Output all of the records exactly as written.

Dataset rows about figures
++++++++++
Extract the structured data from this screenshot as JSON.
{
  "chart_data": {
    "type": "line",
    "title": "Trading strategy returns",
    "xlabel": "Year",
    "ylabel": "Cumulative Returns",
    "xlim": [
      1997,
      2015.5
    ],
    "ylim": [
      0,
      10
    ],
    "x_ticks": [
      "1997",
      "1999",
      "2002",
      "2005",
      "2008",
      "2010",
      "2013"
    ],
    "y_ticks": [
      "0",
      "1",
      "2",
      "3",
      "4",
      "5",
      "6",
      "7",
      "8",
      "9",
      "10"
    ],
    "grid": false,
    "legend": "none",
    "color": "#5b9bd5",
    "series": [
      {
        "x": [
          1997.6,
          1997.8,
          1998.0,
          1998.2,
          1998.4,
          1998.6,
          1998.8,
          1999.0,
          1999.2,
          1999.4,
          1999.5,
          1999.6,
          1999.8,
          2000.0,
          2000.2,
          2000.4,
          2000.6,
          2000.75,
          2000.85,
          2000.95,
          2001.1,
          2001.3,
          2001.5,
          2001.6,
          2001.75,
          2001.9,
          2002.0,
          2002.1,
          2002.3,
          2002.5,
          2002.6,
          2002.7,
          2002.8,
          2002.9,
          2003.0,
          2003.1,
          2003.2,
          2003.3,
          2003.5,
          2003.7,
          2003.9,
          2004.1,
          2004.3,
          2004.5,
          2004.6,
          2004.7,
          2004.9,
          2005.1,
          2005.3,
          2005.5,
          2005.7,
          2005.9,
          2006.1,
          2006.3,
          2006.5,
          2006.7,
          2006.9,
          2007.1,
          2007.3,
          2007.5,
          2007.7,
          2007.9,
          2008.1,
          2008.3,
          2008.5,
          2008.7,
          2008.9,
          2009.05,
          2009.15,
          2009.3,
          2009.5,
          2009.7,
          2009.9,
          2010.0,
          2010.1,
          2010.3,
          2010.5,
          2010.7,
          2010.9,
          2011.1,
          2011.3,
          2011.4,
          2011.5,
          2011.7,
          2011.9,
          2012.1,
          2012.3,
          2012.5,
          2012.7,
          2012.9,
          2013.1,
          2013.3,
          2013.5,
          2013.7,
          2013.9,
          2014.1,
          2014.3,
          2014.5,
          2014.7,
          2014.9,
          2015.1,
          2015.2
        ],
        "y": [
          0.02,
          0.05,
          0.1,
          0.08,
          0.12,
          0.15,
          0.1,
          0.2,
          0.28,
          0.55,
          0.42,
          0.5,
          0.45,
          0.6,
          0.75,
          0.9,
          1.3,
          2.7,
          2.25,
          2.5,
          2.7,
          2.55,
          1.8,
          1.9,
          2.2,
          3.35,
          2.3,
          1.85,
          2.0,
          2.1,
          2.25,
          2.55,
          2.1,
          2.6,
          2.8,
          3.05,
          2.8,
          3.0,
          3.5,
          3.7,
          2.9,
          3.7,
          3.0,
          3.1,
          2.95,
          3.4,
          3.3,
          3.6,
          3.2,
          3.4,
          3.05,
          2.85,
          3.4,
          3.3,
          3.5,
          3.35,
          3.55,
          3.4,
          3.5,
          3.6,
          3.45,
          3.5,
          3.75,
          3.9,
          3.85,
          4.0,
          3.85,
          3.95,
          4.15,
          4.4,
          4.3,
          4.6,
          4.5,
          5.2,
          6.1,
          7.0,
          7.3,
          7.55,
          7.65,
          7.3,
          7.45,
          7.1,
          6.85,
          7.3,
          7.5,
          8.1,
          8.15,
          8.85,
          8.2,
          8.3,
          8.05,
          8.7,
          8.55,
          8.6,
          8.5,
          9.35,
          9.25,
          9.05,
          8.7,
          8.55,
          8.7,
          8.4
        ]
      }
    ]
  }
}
++++++++++
PROBLEM SOLUTION:
Extract the structured data from this screenshot as JSON.
{
  "chart_data": {
    "type": "line",
    "title": "Trading strategy returns",
    "xlabel": "Year",
    "ylabel": "Cumulative Returns",
    "xlim": [
      1997,
      2015.5
    ],
    "ylim": [
      0,
      10
    ],
    "x_ticks": [
      "1997",
      "1999",
      "2002",
      "2005",
      "2008",
      "2010",
      "2013"
    ],
    "y_ticks": [
      "0",
      "1",
      "2",
      "3",
      "4",
      "5",
      "6",
      "7",
      "8",
      "9",
      "10"
    ],
    "grid": false,
    "legend": "none",
    "color": "#5b9bd5",
    "series": [
      {
        "x": [
          1997.6,
          1997.8,
          1998.0,
          1998.2,
          1998.4,
          1998.6,
          1998.8,
          1999.0,
          1999.2,
          1999.4,
          1999.5,
          1999.6,
          1999.8,
          2000.0,
          2000.2,
          2000.4,
          2000.6,
          2000.75,
          2000.85,
          2000.95,
          2001.1,
          2001.3,
          2001.5,
          2001.6,
          2001.75,
          2001.9,
          2002.0,
          2002.1,
          2002.3,
          2002.5,
          2002.6,
          2002.7,
          2002.8,
          2002.9,
          2003.0,
          2003.1,
          2003.2,
          2003.3,
          2003.5,
          2003.7,
          2003.9,
          2004.1,
          2004.3,
          2004.5,
          2004.6,
          2004.7,
          2004.9,
          2005.1,
          2005.3,
          2005.5,
          2005.7,
          2005.9,
          2006.1,
          2006.3,
          2006.5,
          2006.7,
          2006.9,
          2007.1,
          2007.3,
          2007.5,
          2007.7,
          2007.9,
          2008.1,
          2008.3,
          2008.5,
          2008.7,
          2008.9,
          2009.05,
          2009.15,
          2009.3,
          2009.5,
          2009.7,
          2009.9,
          2010.0,
          2010.1,
          2010.3,
          2010.5,
          2010.7,
          2010.9,
          2011.1,
          2011.3,
          2011.4,
          2011.5,
          2011.7,
          2011.9,
          2012.1,
          2012.3,
          2012.5,
          2012.7,
          2012.9,
          2013.1,
          2013.3,
          2013.5,
          2013.7,
          2013.9,
          2014.1,
          2014.3,
          2014.5,
          2014.7,
          2014.9,
          2015.1,
          2015.2
        ],
        "y": [
          0.02,
          0.05,
          0.1,
          0.08,
          0.12,
          0.15,
          0.1,
          0.2,
          0.28,
          0.55,
          0.42,
          0.5,
          0.45,
          0.6,
          0.75,
          0.9,
          1.3,
          2.7,
          2.25,
          2.5,
          2.7,
          2.55,
          1.8,
          1.9,
          2.2,
          3.35,
          2.3,
          1.85,
          2.0,
          2.1,
          2.25,
          2.55,
          2.1,
          2.6,
          2.8,
          3.05,
          2.8,
          3.0,
          3.5,
          3.7,
          2.9,
          3.7,
          3.0,
          3.1,
          2.95,
          3.4,
          3.3,
          3.6,
          3.2,
          3.4,
          3.05,
          2.85,
          3.4,
          3.3,
          3.5,
          3.35,
          3.55,
          3.4,
          3.5,
          3.6,
          3.45,
          3.5,
          3.75,
          3.9,
          3.85,
          4.0,
          3.85,
          3.95,
          4.15,
          4.4,
          4.3,
          4.6,
          4.5,
          5.2,
          6.1,
          7.0,
          7.3,
          7.55,
          7.65,
          7.3,
          7.45,
          7.1,
          6.85,
          7.3,
          7.5,
          8.1,
          8.15,
          8.85,
          8.2,
          8.3,
          8.05,
          8.7,
          8.55,
          8.6,
          8.5,
          9.35,
          9.25,
          9.05,
          8.7,
          8.55,
          8.7,
          8.4
        ]
      }
    ]
  }
}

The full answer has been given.